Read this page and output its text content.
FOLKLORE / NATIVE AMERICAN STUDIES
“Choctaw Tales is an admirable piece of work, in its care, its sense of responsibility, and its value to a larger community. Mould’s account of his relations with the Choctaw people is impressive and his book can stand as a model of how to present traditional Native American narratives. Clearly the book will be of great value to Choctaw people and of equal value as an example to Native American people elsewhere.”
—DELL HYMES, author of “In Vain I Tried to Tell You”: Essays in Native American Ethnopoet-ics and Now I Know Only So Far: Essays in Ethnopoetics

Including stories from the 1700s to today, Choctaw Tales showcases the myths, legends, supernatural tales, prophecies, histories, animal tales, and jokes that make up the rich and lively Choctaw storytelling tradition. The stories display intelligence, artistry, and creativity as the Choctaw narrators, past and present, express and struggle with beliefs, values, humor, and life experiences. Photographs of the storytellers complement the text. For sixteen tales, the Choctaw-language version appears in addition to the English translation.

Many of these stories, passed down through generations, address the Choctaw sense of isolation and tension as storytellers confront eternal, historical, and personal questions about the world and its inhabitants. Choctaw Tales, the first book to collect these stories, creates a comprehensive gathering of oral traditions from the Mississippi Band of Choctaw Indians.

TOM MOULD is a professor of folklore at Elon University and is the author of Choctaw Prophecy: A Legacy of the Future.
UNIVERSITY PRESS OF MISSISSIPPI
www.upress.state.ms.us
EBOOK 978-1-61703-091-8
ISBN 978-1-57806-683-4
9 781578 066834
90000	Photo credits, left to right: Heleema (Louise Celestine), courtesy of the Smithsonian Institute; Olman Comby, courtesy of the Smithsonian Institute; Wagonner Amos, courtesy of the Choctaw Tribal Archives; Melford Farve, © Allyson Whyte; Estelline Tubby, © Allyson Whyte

■ ■ ■ ■ ■

-- TO DO --
Copy out every line of the listing that includes the string "author".

-- EXPECTED OUTPUT --
—DELL HYMES, author of “In Vain I Tried to Tell You”: Essays in Native American Ethnopoet-ics and Now I Know Only So Far: Essays in Ethnopoetics
TOM MOULD is a professor of folklore at Elon University and is the author of Choctaw Prophecy: A Legacy of the Future.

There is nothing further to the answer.